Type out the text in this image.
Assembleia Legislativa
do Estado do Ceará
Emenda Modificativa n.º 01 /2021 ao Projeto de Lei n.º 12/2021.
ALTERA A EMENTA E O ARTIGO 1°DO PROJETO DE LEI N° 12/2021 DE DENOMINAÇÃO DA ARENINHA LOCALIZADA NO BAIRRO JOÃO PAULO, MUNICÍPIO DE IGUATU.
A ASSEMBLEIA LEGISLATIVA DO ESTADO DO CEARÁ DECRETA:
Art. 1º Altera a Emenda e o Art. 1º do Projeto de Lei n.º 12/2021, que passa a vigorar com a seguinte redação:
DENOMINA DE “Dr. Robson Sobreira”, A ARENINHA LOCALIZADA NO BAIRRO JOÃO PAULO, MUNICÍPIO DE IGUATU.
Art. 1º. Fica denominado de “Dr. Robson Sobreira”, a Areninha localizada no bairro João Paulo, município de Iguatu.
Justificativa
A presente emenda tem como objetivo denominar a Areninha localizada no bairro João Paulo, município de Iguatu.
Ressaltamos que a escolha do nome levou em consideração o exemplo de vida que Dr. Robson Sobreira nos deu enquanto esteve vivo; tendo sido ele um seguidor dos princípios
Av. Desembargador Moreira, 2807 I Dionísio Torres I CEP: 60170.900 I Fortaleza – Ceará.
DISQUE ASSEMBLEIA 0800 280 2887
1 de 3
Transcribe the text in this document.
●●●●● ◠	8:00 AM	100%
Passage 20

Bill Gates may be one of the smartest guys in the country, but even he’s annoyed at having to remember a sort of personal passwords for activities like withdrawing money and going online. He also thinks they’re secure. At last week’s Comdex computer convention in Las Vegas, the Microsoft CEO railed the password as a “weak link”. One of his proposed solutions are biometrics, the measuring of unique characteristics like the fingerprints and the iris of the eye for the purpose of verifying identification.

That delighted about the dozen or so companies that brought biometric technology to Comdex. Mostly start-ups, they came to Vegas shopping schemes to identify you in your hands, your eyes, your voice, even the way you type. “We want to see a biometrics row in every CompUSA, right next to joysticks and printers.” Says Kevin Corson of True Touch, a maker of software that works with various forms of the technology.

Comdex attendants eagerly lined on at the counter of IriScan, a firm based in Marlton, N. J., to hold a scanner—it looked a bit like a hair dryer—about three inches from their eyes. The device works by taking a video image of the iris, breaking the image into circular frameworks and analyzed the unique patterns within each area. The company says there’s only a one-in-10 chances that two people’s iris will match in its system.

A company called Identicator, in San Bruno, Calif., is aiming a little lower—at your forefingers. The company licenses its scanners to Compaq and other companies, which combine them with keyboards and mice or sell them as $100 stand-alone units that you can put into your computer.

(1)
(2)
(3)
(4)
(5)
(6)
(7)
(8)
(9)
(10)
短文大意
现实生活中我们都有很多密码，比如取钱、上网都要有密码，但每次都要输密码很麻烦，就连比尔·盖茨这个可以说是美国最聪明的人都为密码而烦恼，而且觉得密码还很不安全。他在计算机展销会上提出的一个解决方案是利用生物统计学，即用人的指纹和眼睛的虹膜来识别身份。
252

++++++++

# EXERCISE DETAILS:
Take the entries above and copy them out exactly.

# SOLVED EXERCISE:
Type out the text in this image.
Assembleia Legislativa
do Estado do Ceará
Emenda Modificativa n.º 01 /2021 ao Projeto de Lei n.º 12/2021.
ALTERA A EMENTA E O ARTIGO 1°DO PROJETO DE LEI N° 12/2021 DE DENOMINAÇÃO DA ARENINHA LOCALIZADA NO BAIRRO JOÃO PAULO, MUNICÍPIO DE IGUATU.
A ASSEMBLEIA LEGISLATIVA DO ESTADO DO CEARÁ DECRETA:
Art. 1º Altera a Emenda e o Art. 1º do Projeto de Lei n.º 12/2021, que passa a vigorar com a seguinte redação:
DENOMINA DE “Dr. Robson Sobreira”, A ARENINHA LOCALIZADA NO BAIRRO JOÃO PAULO, MUNICÍPIO DE IGUATU.
Art. 1º. Fica denominado de “Dr. Robson Sobreira”, a Areninha localizada no bairro João Paulo, município de Iguatu.
Justificativa
A presente emenda tem como objetivo denominar a Areninha localizada no bairro João Paulo, município de Iguatu.
Ressaltamos que a escolha do nome levou em consideração o exemplo de vida que Dr. Robson Sobreira nos deu enquanto esteve vivo; tendo sido ele um seguidor dos princípios
Av. Desembargador Moreira, 2807 I Dionísio Torres I CEP: 60170.900 I Fortaleza – Ceará.
DISQUE ASSEMBLEIA 0800 280 2887
1 de 3
Transcribe the text in this document.
●●●●● ◠	8:00 AM	100%
Passage 20

Bill Gates may be one of the smartest guys in the country, but even he’s annoyed at having to remember a sort of personal passwords for activities like withdrawing money and going online. He also thinks they’re secure. At last week’s Comdex computer convention in Las Vegas, the Microsoft CEO railed the password as a “weak link”. One of his proposed solutions are biometrics, the measuring of unique characteristics like the fingerprints and the iris of the eye for the purpose of verifying identification.

That delighted about the dozen or so companies that brought biometric technology to Comdex. Mostly start-ups, they came to Vegas shopping schemes to identify you in your hands, your eyes, your voice, even the way you type. “We want to see a biometrics row in every CompUSA, right next to joysticks and printers.” Says Kevin Corson of True Touch, a maker of software that works with various forms of the technology.

Comdex attendants eagerly lined on at the counter of IriScan, a firm based in Marlton, N. J., to hold a scanner—it looked a bit like a hair dryer—about three inches from their eyes. The device works by taking a video image of the iris, breaking the image into circular frameworks and analyzed the unique patterns within each area. The company says there’s only a one-in-10 chances that two people’s iris will match in its system.

A company called Identicator, in San Bruno, Calif., is aiming a little lower—at your forefingers. The company licenses its scanners to Compaq and other companies, which combine them with keyboards and mice or sell them as $100 stand-alone units that you can put into your computer.

(1)
(2)
(3)
(4)
(5)
(6)
(7)
(8)
(9)
(10)
短文大意
现实生活中我们都有很多密码，比如取钱、上网都要有密码，但每次都要输密码很麻烦，就连比尔·盖茨这个可以说是美国最聪明的人都为密码而烦恼，而且觉得密码还很不安全。他在计算机展销会上提出的一个解决方案是利用生物统计学，即用人的指纹和眼睛的虹膜来识别身份。
252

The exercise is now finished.